#### Task statement
Search the records for the word "ylabel" and pick out every line that has it.

#### Items
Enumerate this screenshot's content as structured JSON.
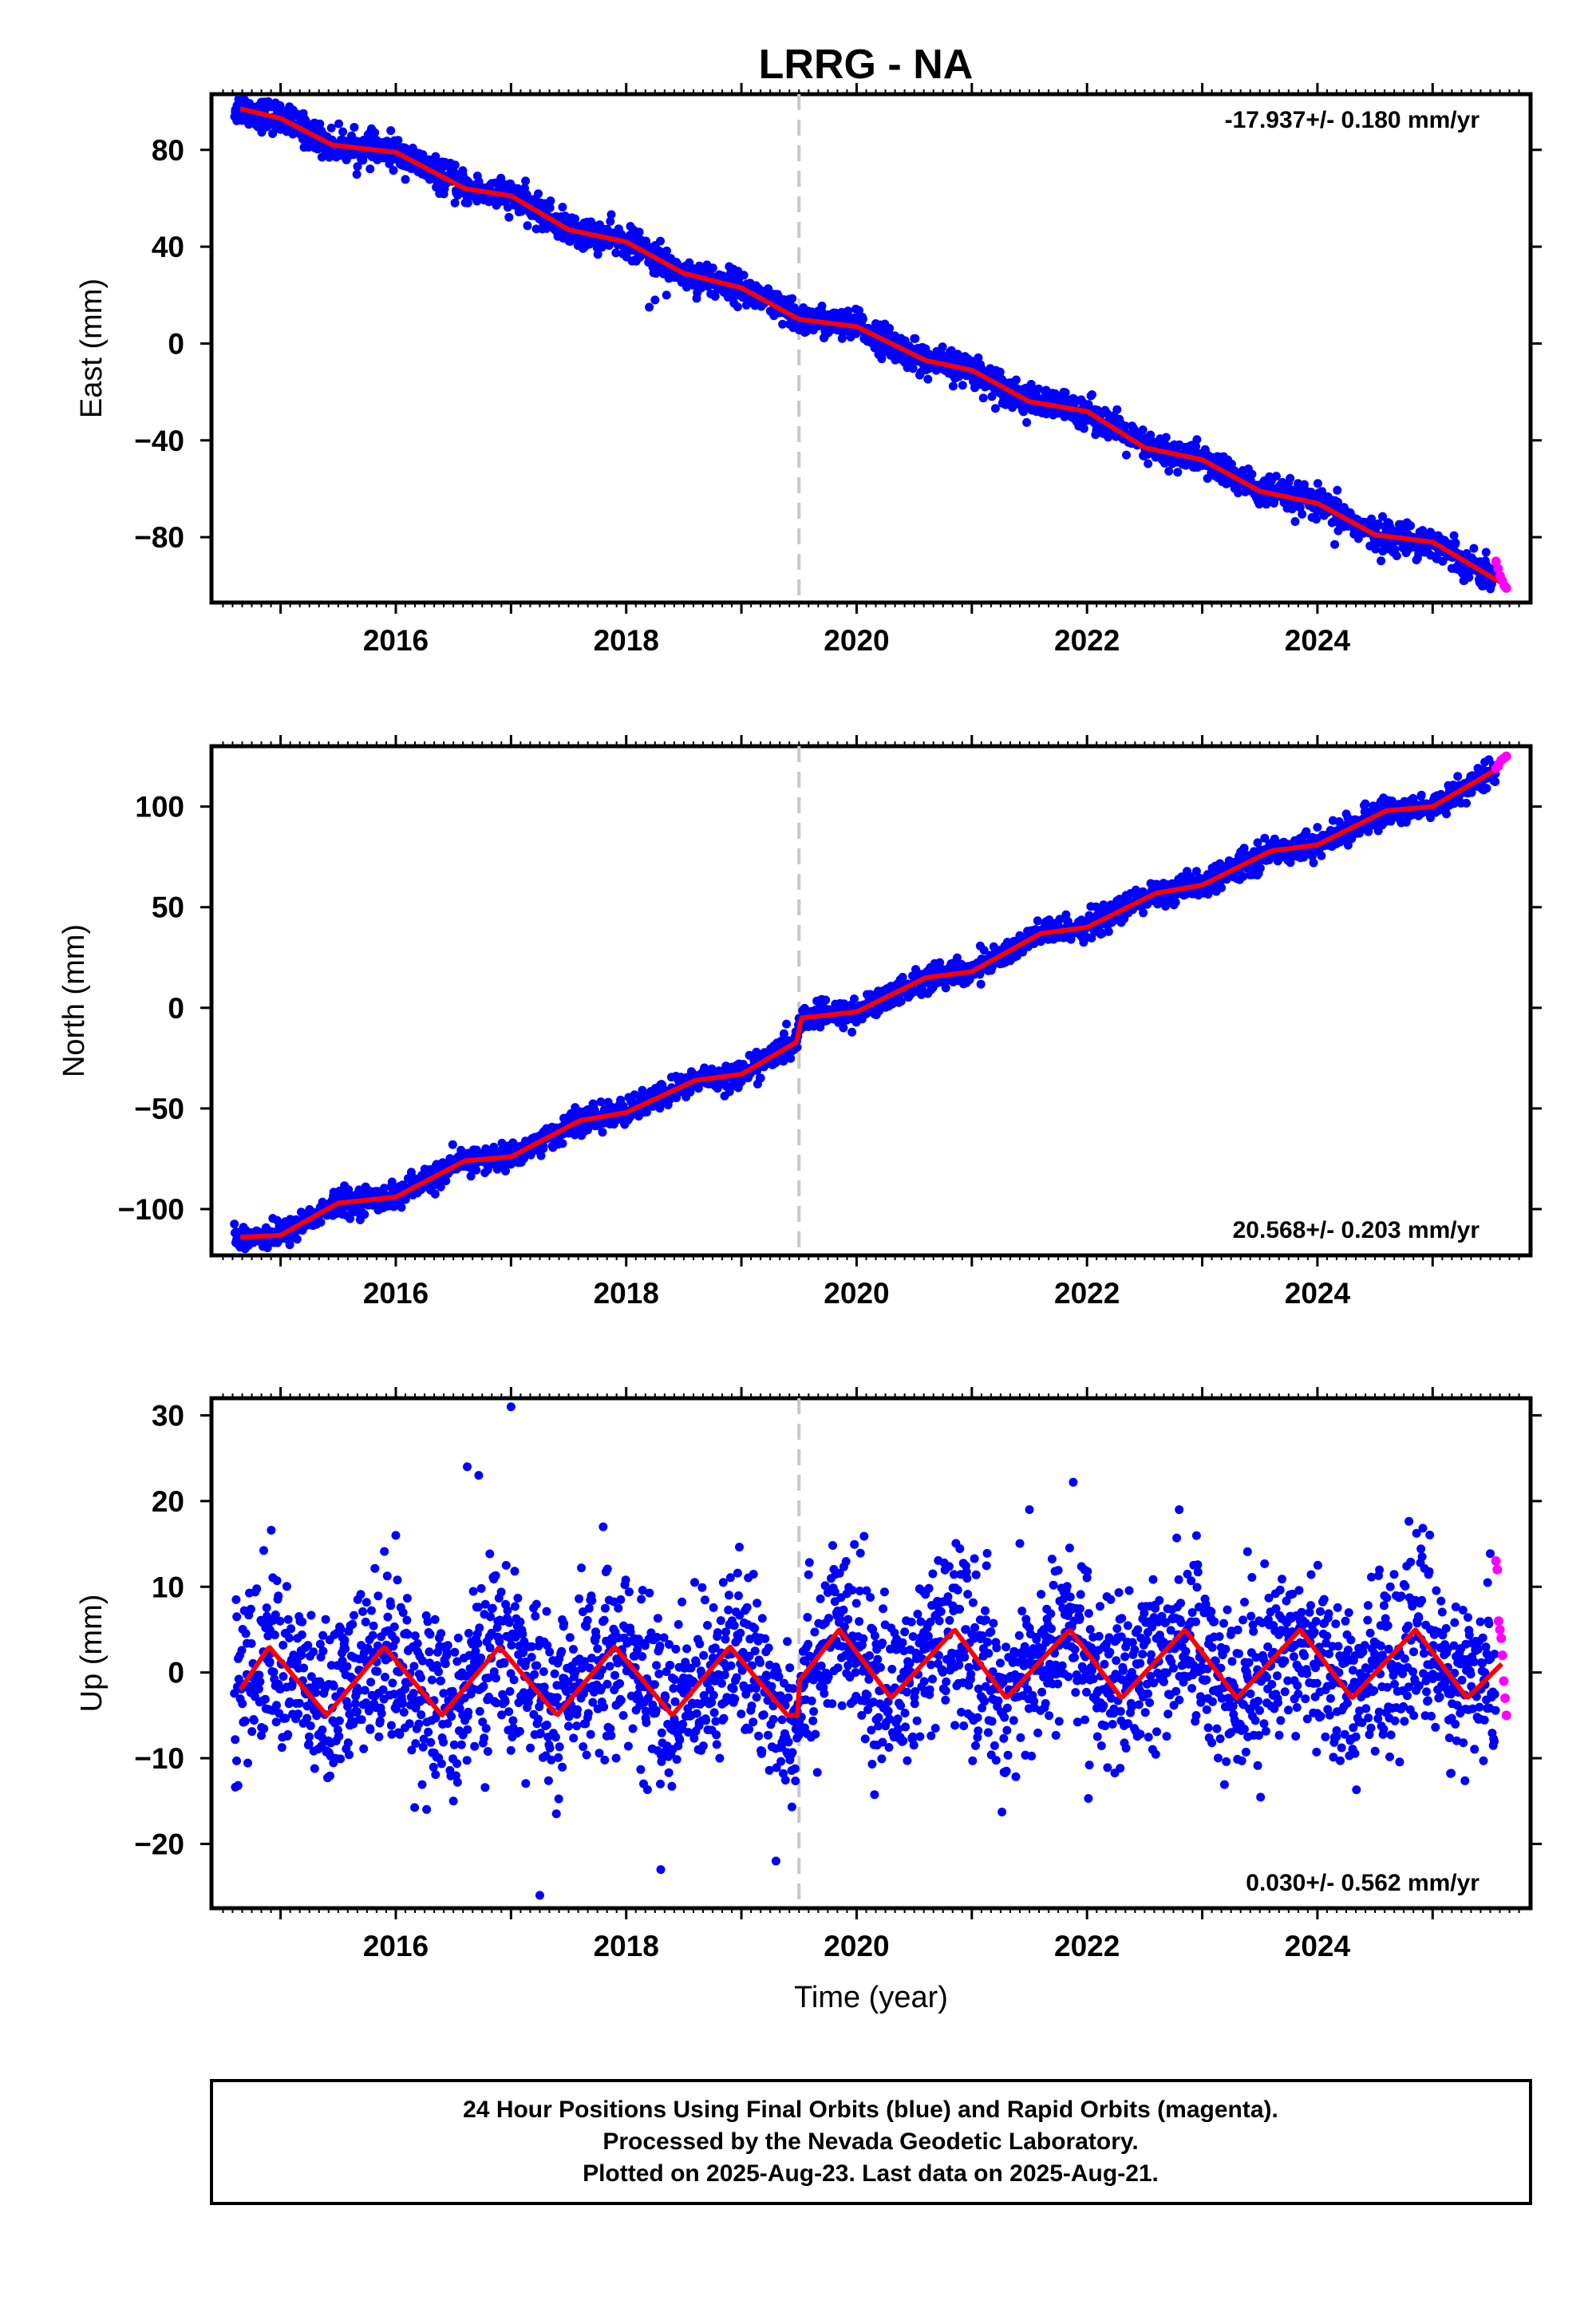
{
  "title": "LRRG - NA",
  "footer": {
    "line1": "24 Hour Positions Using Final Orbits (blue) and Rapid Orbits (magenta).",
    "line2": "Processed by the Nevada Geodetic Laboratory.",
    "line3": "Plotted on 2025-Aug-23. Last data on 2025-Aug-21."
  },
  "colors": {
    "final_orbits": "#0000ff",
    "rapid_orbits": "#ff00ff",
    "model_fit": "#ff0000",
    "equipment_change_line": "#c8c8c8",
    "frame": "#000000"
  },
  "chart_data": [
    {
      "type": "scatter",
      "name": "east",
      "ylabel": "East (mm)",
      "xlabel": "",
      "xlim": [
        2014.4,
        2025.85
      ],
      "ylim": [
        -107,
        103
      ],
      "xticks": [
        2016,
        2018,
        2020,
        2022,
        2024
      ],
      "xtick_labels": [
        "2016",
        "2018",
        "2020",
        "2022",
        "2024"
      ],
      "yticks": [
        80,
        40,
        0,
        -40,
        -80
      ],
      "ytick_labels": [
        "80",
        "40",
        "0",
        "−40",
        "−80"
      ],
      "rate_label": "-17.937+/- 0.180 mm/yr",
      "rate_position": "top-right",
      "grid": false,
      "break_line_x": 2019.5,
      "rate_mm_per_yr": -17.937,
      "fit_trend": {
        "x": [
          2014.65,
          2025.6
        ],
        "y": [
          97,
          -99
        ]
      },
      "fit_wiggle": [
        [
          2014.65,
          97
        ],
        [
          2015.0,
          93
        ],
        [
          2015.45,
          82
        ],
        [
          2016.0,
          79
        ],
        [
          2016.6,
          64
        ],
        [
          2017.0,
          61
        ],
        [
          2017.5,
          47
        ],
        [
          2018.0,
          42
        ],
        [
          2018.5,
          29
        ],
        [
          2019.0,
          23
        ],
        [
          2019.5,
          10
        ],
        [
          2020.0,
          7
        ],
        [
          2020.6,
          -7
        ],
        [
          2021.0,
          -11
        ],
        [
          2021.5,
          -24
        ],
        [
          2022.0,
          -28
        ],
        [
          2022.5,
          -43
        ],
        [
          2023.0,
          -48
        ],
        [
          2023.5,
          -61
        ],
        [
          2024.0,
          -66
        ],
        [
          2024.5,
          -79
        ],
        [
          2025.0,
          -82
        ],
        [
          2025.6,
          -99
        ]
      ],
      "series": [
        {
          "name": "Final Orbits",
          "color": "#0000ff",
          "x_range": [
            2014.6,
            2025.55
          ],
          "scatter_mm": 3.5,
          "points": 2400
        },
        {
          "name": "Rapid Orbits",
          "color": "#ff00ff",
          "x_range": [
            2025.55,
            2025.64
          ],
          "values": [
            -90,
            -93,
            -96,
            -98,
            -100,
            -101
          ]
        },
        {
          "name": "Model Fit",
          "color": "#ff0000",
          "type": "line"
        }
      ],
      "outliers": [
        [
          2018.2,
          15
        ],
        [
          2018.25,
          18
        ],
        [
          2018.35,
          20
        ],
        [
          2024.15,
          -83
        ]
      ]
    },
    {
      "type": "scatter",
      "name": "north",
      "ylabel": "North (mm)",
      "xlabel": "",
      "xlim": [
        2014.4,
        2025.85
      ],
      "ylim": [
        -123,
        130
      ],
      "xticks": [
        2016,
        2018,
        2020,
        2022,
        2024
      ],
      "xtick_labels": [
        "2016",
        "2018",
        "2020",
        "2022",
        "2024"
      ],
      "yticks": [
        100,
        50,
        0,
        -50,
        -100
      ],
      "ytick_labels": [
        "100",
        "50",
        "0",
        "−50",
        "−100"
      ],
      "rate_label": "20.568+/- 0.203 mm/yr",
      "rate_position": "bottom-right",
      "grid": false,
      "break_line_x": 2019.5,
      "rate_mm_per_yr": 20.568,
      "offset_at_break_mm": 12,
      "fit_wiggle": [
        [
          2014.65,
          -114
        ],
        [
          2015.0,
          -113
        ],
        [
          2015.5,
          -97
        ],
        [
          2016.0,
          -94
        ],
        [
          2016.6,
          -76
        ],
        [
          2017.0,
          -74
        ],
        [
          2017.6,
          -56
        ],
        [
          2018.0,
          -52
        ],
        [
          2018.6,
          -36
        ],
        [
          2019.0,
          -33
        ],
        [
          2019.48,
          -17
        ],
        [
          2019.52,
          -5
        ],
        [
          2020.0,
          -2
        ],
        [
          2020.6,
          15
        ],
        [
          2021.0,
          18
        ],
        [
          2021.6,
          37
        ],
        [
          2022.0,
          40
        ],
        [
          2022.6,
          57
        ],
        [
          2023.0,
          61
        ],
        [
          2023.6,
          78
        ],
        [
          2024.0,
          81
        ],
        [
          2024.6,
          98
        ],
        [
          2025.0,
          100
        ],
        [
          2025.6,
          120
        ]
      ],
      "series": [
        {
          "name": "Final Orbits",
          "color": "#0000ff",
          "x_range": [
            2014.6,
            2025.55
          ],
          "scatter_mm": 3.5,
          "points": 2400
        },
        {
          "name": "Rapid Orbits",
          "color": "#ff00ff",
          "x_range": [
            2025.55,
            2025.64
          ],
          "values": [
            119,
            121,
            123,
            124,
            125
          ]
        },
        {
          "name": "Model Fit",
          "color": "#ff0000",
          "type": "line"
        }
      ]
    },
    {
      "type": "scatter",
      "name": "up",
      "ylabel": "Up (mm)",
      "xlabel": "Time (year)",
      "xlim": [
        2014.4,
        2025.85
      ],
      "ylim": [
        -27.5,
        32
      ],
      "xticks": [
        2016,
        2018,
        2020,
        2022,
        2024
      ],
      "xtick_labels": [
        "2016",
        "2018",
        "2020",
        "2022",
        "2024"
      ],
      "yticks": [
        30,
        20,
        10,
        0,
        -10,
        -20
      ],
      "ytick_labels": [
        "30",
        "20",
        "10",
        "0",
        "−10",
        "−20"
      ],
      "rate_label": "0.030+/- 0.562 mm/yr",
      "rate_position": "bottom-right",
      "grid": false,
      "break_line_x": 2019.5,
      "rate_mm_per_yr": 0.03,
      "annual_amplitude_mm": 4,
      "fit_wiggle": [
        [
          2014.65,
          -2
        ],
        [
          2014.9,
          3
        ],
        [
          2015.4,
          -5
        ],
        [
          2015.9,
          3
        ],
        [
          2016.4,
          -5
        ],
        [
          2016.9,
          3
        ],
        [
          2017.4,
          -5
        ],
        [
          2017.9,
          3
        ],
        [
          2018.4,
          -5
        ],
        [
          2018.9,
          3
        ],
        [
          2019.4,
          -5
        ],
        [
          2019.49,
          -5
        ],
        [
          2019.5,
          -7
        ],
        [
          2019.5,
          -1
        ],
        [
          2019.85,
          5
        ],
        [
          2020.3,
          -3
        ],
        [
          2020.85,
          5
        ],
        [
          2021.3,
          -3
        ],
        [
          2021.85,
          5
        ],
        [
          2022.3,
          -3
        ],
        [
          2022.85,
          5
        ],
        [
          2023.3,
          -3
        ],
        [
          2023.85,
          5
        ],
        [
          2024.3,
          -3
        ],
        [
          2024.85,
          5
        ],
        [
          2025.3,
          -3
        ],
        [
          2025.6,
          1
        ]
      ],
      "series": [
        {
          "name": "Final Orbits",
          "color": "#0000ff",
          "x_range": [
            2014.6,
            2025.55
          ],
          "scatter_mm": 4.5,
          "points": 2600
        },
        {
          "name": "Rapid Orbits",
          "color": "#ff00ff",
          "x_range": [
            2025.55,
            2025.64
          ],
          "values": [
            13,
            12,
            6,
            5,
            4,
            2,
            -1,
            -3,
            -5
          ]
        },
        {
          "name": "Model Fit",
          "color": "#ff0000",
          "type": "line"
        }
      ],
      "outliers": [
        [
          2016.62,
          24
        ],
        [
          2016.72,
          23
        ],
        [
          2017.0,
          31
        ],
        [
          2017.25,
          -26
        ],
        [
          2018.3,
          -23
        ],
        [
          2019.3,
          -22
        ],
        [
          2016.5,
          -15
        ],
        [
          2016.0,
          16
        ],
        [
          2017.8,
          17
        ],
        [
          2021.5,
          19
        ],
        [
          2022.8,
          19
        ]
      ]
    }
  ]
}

#### The completed task
      "ylabel": "East (mm)",
      "ylabel": "North (mm)",
      "ylabel": "Up (mm)",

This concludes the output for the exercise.